■ WRITTEN INSTRUCTION:
Return the lines of the listing below verbatim, from its first line through the line containing "radio-button[interactable] <box>32 135".

____ PROVIDED DATA

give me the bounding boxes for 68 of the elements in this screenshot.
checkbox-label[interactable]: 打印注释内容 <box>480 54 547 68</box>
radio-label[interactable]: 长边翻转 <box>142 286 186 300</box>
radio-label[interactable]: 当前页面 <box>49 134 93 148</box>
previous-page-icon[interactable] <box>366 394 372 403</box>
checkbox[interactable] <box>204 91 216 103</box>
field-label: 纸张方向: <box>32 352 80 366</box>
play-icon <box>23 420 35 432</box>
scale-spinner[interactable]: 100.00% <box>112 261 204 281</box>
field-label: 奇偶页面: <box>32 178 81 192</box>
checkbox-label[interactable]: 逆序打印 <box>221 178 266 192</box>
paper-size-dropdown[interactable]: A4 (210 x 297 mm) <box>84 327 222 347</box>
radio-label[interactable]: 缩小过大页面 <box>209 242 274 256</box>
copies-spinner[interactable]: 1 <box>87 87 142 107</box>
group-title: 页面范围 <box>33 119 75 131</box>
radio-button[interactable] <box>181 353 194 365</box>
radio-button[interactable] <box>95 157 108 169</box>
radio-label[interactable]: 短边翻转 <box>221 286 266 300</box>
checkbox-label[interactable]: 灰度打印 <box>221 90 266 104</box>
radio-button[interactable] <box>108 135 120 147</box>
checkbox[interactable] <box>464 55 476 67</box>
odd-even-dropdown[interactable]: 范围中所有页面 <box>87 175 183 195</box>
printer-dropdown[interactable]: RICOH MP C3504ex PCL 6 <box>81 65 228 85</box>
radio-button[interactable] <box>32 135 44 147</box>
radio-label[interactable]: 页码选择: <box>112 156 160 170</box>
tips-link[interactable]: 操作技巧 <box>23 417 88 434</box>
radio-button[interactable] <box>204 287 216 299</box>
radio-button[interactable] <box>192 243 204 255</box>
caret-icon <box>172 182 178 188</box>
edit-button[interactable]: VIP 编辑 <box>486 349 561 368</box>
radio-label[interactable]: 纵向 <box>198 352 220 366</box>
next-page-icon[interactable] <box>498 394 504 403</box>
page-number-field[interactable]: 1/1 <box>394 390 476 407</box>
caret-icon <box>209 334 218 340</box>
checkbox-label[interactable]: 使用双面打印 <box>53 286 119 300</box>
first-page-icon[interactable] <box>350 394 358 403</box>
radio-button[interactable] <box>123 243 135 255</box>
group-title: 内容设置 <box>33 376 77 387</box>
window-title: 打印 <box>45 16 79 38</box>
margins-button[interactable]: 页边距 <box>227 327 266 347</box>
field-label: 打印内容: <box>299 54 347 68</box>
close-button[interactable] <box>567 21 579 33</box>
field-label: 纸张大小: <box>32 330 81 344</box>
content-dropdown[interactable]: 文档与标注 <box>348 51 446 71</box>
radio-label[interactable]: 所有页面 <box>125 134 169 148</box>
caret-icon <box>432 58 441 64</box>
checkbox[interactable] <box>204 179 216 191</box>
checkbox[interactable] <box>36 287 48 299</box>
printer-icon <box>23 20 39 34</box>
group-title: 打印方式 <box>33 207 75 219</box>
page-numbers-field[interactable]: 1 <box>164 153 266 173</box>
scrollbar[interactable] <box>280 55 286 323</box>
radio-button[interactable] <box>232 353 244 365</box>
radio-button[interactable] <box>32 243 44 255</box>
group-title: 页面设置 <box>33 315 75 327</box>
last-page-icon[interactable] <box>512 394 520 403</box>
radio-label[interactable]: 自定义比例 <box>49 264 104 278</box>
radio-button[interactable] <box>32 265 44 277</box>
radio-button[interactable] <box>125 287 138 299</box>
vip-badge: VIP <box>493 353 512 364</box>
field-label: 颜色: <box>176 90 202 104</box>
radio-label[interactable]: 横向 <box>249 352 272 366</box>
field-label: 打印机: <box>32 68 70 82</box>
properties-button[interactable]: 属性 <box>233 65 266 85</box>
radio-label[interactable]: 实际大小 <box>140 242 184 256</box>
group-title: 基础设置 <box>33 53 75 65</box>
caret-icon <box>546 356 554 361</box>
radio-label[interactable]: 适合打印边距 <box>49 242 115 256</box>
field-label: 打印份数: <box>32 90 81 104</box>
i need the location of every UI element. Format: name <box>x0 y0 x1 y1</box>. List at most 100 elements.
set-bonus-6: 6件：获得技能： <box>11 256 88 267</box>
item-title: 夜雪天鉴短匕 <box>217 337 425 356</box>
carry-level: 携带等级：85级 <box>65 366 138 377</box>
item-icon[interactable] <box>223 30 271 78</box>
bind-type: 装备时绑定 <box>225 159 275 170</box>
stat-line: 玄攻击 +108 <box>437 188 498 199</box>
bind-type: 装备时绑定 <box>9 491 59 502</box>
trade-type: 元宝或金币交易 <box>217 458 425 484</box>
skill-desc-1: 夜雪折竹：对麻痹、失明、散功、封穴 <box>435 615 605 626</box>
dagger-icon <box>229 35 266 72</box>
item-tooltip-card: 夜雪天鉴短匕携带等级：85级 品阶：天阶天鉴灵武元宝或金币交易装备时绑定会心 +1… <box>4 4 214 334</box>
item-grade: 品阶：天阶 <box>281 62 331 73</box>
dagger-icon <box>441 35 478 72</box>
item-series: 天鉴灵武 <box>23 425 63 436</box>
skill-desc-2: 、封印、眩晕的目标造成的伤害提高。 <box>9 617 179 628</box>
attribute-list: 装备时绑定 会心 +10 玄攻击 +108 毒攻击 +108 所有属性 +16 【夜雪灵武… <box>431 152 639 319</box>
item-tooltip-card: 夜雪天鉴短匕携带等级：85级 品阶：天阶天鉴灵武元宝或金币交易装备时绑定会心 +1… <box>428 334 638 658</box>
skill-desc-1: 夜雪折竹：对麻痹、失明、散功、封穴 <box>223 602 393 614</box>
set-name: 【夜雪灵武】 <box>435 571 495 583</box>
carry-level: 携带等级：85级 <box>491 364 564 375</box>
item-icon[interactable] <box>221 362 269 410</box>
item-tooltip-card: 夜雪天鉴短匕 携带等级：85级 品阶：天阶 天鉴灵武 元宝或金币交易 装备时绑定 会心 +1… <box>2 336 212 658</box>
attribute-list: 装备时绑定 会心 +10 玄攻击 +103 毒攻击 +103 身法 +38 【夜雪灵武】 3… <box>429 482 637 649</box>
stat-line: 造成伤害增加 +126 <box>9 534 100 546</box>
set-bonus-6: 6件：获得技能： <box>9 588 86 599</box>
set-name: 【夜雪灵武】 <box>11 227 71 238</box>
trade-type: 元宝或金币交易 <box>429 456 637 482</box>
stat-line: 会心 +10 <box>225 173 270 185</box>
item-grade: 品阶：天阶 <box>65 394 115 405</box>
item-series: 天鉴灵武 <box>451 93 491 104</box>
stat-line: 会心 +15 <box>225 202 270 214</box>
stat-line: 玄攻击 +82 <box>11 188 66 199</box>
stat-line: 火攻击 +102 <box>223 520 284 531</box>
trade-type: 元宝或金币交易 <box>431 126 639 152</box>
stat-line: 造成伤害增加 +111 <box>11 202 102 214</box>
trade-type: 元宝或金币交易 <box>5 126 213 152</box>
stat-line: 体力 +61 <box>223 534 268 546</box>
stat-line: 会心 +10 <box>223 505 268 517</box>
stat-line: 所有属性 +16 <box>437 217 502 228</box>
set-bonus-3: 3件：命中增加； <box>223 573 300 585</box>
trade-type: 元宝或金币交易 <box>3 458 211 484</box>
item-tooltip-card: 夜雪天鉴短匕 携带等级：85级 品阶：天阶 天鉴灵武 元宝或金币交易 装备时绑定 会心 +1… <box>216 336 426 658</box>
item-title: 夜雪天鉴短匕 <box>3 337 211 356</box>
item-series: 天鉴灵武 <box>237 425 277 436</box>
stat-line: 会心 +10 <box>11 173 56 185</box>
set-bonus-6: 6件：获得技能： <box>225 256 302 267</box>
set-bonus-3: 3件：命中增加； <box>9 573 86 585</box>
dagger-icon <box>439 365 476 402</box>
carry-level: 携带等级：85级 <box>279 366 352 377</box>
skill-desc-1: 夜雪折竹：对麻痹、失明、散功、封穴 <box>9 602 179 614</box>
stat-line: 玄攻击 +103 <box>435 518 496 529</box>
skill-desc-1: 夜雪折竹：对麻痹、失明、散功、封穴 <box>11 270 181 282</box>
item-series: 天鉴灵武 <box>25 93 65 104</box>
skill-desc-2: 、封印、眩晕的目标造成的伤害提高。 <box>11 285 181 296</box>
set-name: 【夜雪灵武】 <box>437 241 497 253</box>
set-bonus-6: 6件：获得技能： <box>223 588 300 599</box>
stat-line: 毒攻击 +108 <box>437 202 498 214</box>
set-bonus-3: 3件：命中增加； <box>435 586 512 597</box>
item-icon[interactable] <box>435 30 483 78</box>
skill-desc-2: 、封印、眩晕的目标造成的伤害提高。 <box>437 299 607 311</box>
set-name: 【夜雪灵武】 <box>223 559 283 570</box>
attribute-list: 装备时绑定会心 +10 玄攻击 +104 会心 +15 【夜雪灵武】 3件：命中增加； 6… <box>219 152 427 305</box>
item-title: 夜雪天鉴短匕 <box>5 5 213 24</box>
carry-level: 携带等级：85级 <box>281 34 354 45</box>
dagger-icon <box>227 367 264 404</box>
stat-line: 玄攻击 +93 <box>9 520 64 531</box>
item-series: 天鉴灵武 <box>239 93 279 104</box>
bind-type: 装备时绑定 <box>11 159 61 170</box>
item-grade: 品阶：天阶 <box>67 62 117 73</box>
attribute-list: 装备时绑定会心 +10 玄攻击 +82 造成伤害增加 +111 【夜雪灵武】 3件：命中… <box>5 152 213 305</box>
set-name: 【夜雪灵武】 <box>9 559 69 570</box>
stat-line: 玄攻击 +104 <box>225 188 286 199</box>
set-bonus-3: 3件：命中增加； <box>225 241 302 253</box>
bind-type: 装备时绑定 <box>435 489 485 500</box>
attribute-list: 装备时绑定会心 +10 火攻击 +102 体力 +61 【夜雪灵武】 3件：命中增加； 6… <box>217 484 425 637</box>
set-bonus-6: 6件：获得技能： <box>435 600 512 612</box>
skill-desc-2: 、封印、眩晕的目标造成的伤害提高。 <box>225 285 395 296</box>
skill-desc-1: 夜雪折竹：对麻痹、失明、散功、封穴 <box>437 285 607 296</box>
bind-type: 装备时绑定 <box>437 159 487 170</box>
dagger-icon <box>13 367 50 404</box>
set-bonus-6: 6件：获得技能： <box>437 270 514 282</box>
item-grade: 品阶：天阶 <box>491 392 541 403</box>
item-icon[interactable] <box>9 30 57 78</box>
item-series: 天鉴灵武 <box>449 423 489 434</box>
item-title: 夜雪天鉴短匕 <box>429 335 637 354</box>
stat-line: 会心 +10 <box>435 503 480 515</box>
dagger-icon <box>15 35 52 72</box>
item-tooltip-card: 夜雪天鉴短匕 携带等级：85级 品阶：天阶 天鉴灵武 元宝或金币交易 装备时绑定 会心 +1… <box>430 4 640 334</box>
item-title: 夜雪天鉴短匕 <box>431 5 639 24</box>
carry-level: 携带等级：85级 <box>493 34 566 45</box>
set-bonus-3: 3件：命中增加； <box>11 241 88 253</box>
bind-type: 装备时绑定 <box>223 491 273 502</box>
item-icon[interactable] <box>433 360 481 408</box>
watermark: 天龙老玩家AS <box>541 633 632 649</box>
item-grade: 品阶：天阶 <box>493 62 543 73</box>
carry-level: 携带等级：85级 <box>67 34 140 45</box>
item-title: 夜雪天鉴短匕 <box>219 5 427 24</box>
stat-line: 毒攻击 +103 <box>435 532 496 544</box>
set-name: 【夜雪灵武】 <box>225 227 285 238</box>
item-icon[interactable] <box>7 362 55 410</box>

________

■ SOLUTION TO THIS TASK:
give me the bounding boxes for 68 of the elements in this screenshot.
checkbox-label[interactable]: 打印注释内容 <box>480 54 547 68</box>
radio-label[interactable]: 长边翻转 <box>142 286 186 300</box>
radio-label[interactable]: 当前页面 <box>49 134 93 148</box>
previous-page-icon[interactable] <box>366 394 372 403</box>
checkbox[interactable] <box>204 91 216 103</box>
field-label: 纸张方向: <box>32 352 80 366</box>
play-icon <box>23 420 35 432</box>
scale-spinner[interactable]: 100.00% <box>112 261 204 281</box>
field-label: 奇偶页面: <box>32 178 81 192</box>
checkbox-label[interactable]: 逆序打印 <box>221 178 266 192</box>
paper-size-dropdown[interactable]: A4 (210 x 297 mm) <box>84 327 222 347</box>
radio-label[interactable]: 缩小过大页面 <box>209 242 274 256</box>
copies-spinner[interactable]: 1 <box>87 87 142 107</box>
group-title: 页面范围 <box>33 119 75 131</box>
radio-button[interactable] <box>181 353 194 365</box>
radio-button[interactable] <box>95 157 108 169</box>
radio-label[interactable]: 短边翻转 <box>221 286 266 300</box>
checkbox-label[interactable]: 灰度打印 <box>221 90 266 104</box>
radio-button[interactable] <box>108 135 120 147</box>
checkbox[interactable] <box>464 55 476 67</box>
odd-even-dropdown[interactable]: 范围中所有页面 <box>87 175 183 195</box>
printer-dropdown[interactable]: RICOH MP C3504ex PCL 6 <box>81 65 228 85</box>
radio-button[interactable] <box>32 135 44 147</box>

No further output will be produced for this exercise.